• _WHAT IS NEEDED_
Find how many lines of the listing below include the word "sample", then report the number by itself.

• _EXERCISE INPUT_
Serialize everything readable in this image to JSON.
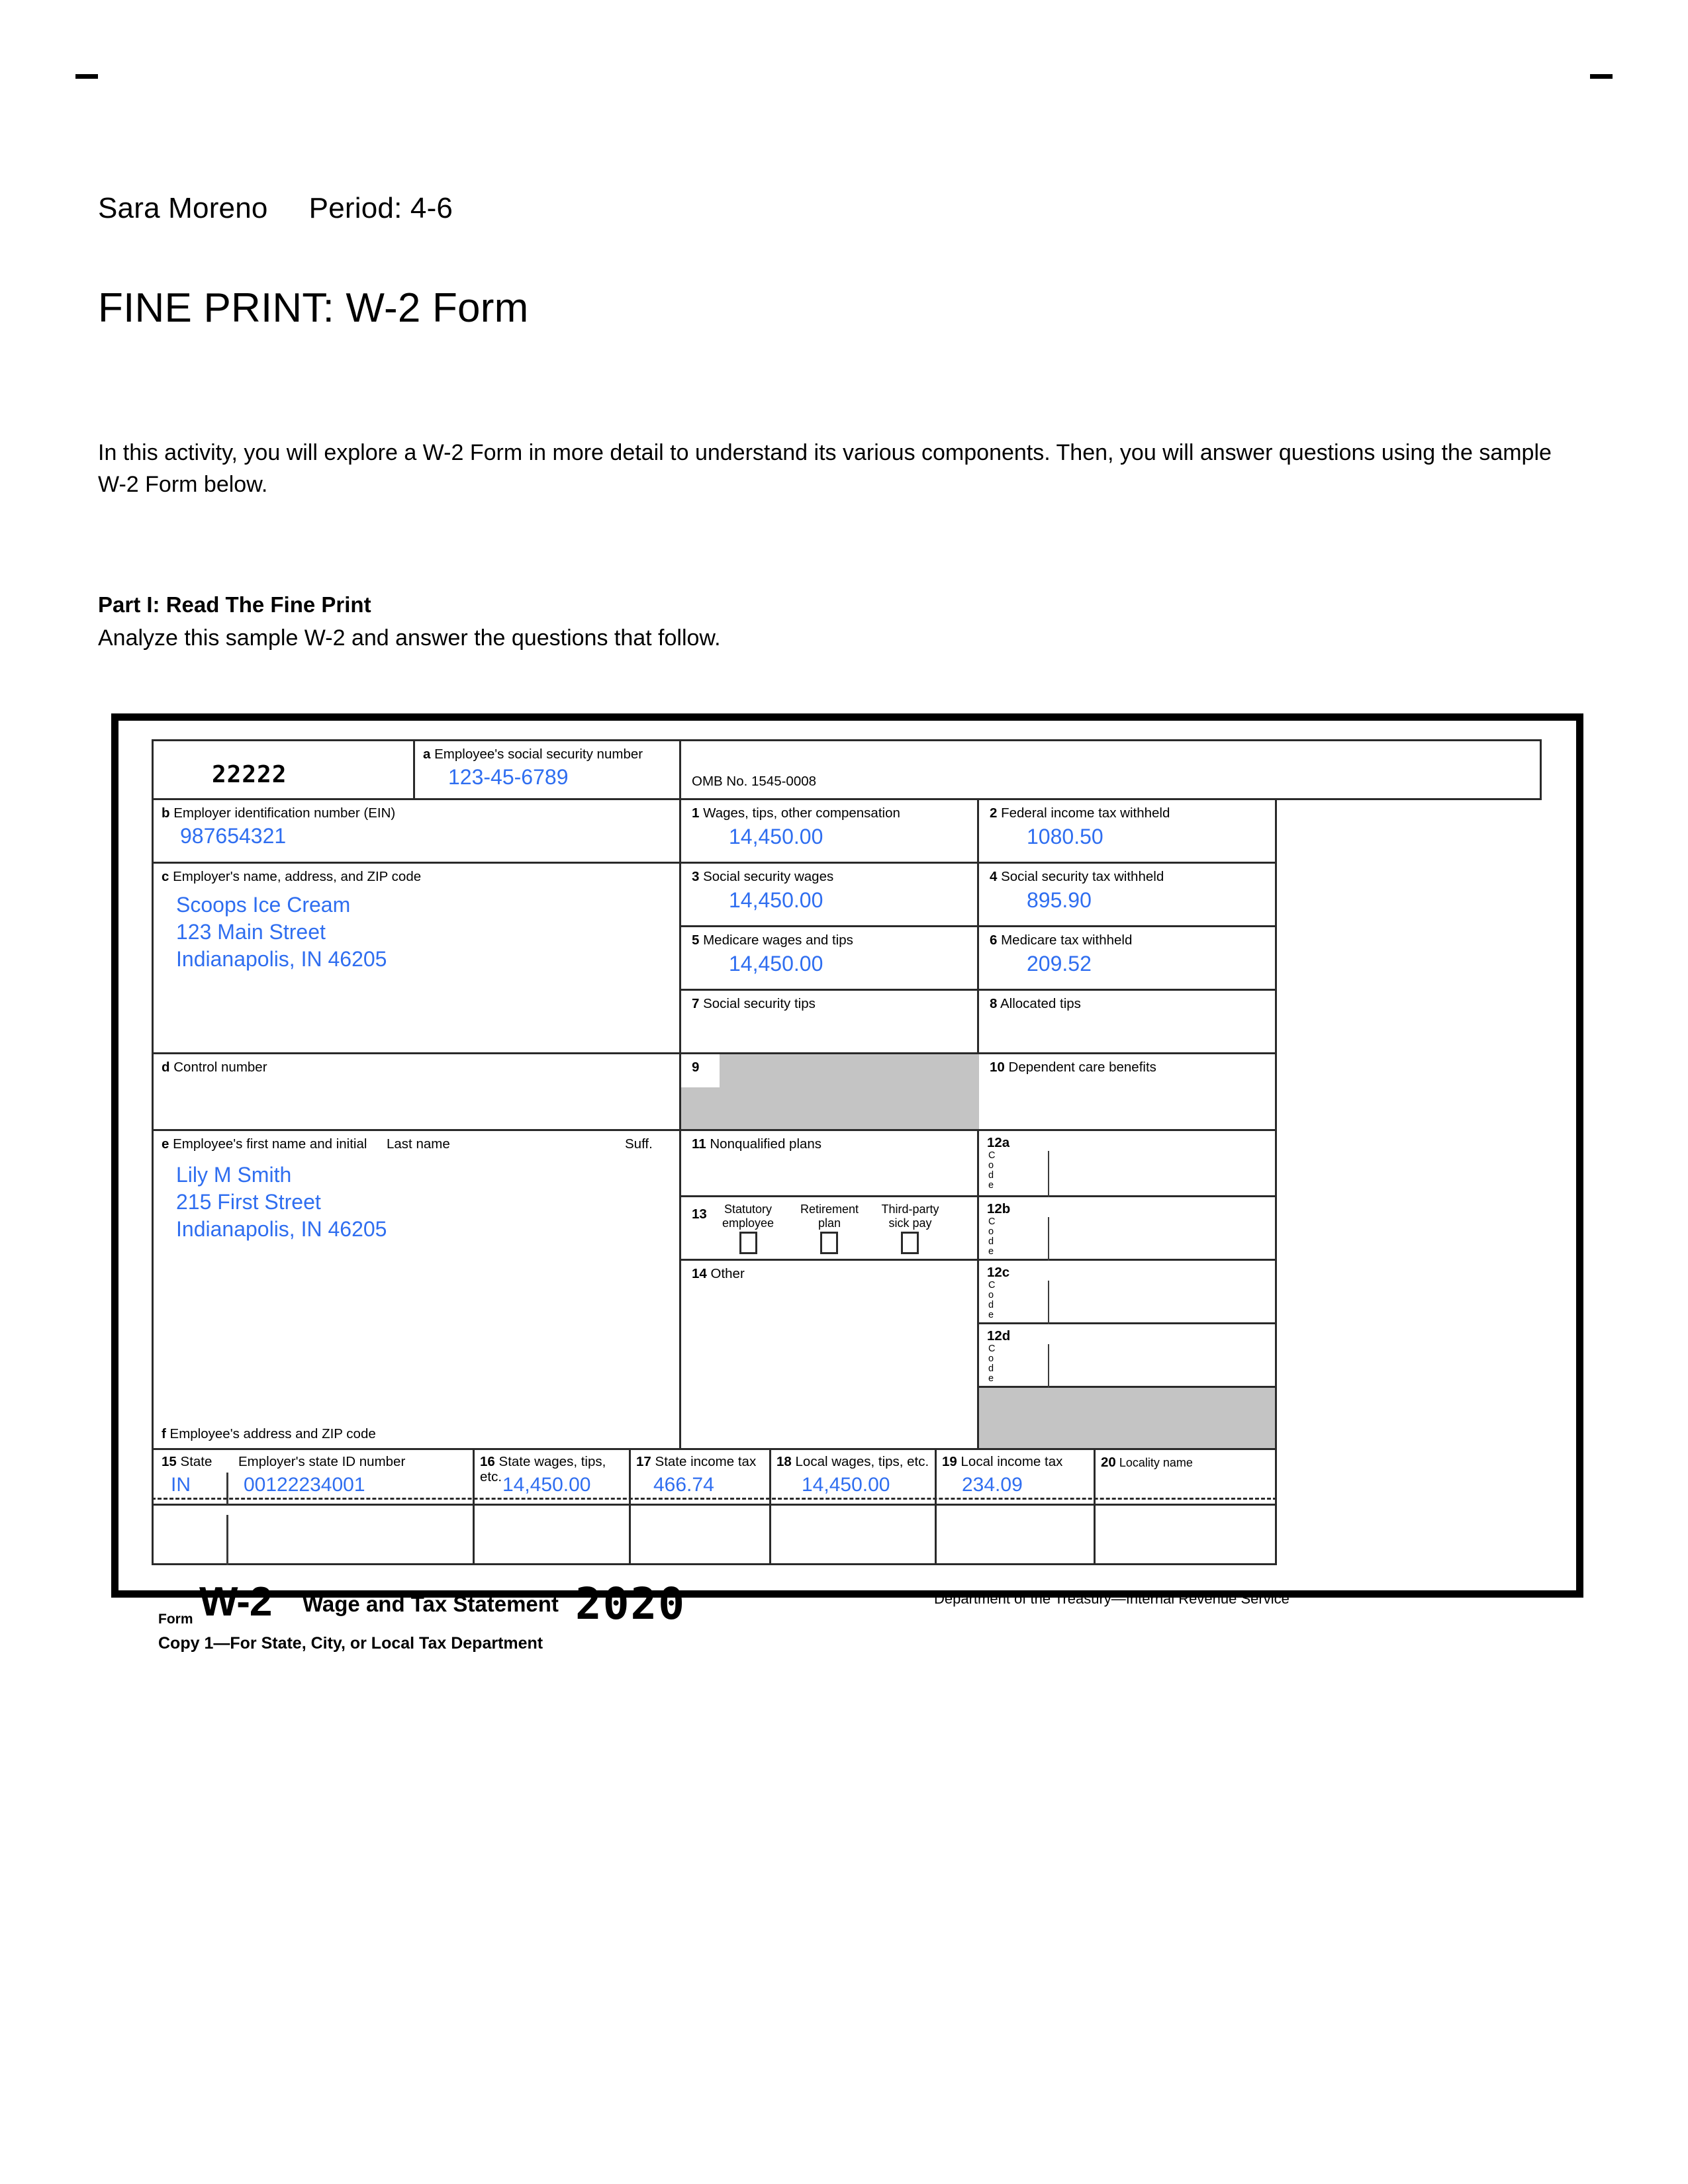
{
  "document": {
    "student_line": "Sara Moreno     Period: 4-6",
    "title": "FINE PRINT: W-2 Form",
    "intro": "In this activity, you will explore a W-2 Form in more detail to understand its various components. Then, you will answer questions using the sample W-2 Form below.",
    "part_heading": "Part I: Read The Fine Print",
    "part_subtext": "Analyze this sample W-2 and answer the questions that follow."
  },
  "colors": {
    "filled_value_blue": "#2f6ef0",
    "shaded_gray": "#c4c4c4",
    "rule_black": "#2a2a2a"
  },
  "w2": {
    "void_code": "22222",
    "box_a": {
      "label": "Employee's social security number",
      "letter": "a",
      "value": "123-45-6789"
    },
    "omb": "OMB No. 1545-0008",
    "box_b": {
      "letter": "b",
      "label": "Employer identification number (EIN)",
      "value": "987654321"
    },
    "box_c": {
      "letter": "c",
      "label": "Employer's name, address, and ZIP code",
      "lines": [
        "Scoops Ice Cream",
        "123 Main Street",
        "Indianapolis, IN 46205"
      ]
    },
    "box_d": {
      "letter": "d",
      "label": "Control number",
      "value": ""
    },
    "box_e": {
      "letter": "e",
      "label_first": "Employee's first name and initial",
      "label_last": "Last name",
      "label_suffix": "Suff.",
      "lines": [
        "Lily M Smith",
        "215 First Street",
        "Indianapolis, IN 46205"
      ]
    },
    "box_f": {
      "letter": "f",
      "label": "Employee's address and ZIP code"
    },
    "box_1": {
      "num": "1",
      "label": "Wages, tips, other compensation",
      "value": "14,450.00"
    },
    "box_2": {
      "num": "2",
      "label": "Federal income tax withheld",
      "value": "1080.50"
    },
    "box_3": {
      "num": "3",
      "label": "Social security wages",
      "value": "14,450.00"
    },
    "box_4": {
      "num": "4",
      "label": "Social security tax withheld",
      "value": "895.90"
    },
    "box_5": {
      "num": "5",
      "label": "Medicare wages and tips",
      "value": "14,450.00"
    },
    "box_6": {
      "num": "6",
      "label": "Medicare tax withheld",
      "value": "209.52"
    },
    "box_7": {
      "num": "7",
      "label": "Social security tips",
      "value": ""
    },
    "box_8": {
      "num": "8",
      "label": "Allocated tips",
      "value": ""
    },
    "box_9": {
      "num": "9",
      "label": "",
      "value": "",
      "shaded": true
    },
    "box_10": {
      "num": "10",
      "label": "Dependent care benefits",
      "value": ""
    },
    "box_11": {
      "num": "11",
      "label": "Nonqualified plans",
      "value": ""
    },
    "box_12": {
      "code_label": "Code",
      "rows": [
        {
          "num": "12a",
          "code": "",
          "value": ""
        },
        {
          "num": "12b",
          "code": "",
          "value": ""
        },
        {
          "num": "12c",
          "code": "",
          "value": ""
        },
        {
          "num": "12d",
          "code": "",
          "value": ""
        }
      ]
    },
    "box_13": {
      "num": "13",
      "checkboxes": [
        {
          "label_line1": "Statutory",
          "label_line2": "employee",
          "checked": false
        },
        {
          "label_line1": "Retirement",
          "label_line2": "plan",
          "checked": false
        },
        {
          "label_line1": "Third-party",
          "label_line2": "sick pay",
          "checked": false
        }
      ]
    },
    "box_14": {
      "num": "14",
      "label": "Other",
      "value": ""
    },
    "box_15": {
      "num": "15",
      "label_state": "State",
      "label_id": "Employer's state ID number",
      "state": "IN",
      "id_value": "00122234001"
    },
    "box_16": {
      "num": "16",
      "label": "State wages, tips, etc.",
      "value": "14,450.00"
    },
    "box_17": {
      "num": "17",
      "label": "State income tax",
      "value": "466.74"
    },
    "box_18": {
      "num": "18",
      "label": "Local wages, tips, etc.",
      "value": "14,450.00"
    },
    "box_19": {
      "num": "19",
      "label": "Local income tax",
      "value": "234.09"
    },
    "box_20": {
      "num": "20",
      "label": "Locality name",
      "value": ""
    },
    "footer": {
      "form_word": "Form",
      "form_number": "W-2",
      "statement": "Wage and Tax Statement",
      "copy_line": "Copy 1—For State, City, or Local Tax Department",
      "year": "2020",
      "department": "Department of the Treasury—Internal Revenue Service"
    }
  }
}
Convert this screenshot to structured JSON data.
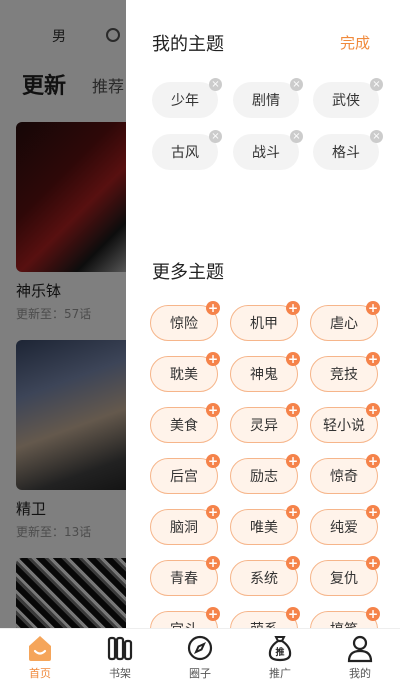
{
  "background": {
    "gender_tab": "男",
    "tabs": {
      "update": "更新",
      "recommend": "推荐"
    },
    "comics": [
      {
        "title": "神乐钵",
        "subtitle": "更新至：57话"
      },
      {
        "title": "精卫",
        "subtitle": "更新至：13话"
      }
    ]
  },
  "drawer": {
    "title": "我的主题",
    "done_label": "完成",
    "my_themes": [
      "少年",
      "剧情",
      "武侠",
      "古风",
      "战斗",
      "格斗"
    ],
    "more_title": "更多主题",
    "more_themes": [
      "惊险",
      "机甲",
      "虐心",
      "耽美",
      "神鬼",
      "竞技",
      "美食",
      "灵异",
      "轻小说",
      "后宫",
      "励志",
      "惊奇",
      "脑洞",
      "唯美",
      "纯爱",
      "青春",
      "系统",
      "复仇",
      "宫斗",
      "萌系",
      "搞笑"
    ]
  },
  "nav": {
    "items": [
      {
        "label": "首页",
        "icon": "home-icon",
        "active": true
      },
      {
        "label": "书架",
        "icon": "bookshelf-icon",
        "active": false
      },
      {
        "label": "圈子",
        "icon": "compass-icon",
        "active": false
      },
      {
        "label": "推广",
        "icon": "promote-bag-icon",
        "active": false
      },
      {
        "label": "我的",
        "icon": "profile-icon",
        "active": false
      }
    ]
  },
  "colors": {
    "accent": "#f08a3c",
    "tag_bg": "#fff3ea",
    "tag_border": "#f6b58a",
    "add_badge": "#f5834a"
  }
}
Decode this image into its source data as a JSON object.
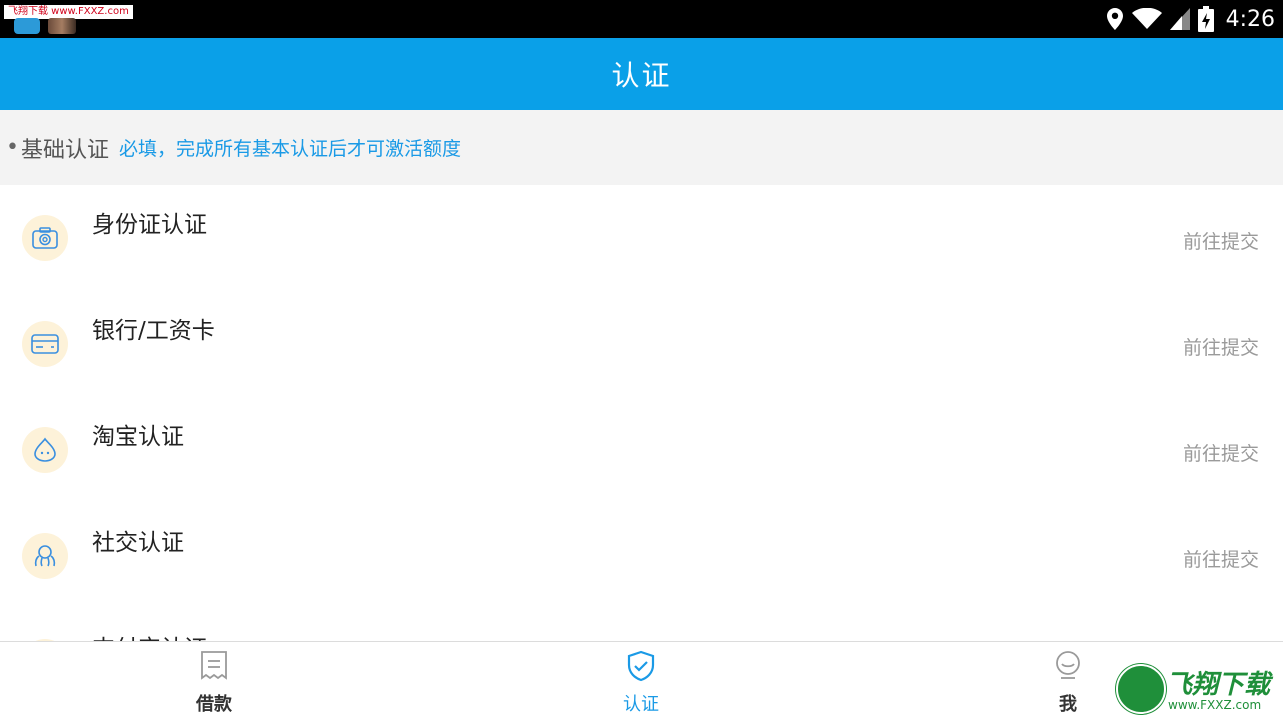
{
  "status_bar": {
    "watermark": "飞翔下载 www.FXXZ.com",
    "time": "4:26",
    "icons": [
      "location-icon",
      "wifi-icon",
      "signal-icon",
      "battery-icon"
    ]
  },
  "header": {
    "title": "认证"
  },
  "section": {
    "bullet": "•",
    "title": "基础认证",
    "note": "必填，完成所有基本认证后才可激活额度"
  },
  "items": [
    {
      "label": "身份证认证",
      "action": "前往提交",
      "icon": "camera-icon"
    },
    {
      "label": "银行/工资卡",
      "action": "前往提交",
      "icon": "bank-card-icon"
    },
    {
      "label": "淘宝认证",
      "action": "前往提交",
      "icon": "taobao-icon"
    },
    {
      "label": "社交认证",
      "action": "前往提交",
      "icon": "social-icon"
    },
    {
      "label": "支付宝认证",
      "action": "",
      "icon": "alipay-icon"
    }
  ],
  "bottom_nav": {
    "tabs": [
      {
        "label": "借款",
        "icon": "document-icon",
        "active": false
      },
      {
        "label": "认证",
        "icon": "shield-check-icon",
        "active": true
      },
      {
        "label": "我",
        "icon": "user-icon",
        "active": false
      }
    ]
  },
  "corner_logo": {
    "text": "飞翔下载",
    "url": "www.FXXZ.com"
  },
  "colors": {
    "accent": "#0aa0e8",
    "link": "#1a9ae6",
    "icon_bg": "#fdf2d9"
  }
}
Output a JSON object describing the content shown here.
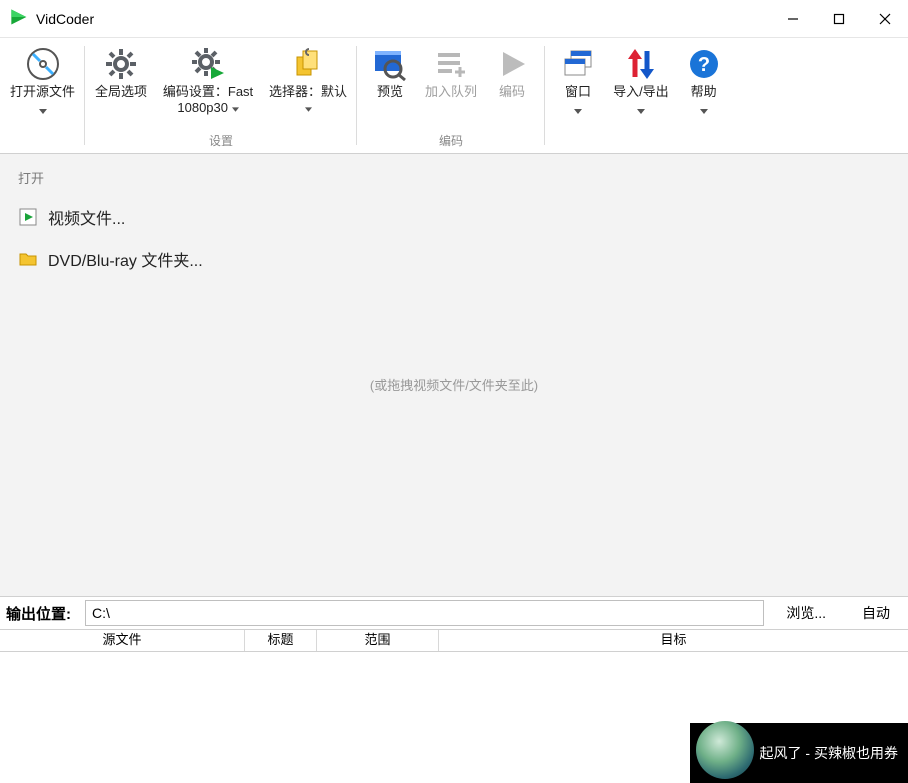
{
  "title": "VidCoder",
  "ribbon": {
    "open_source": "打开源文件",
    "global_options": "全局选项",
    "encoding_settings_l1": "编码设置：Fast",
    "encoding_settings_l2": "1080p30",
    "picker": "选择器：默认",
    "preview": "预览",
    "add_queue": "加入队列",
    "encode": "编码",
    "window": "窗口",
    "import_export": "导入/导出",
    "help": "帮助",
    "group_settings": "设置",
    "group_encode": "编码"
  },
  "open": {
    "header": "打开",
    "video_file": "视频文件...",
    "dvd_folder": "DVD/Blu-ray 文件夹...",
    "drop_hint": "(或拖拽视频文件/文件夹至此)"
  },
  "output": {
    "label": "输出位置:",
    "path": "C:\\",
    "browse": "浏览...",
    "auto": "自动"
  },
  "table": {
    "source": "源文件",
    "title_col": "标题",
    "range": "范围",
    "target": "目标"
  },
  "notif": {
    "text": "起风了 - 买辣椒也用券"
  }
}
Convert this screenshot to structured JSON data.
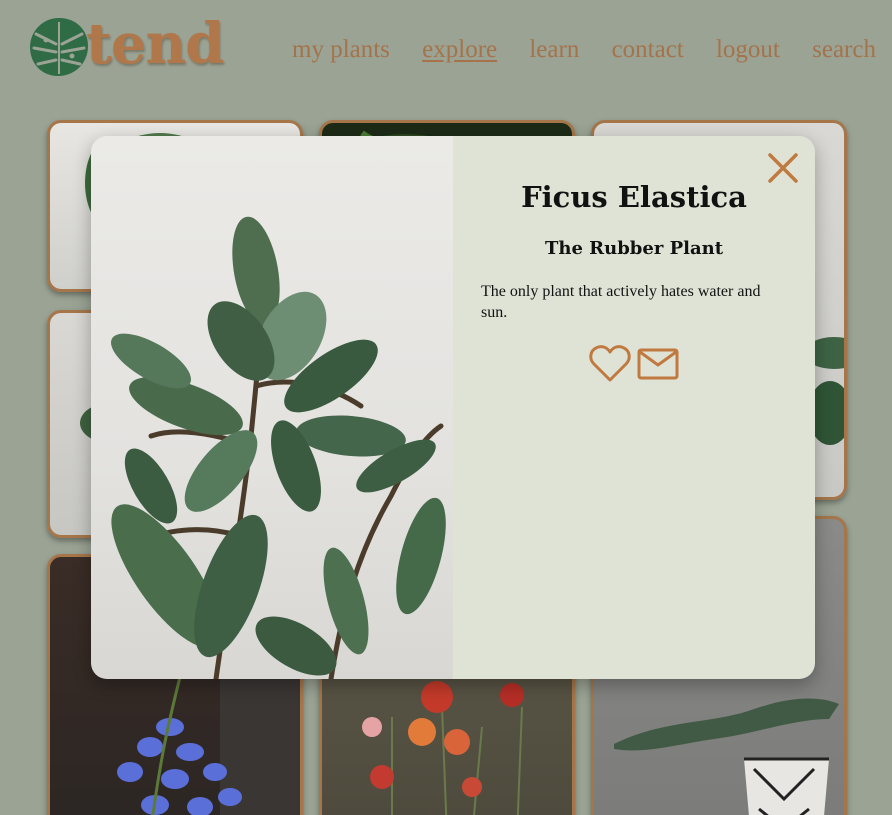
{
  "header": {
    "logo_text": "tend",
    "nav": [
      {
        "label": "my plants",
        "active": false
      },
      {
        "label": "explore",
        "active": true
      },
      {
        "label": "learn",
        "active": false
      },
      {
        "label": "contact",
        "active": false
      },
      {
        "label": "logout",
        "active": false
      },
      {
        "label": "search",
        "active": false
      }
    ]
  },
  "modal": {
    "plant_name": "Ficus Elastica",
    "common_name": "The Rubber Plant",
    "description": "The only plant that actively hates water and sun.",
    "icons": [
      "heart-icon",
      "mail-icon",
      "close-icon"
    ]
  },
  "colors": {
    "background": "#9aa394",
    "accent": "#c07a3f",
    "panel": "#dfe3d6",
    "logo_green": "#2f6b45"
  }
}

• _EXPECTED ANSWER_
2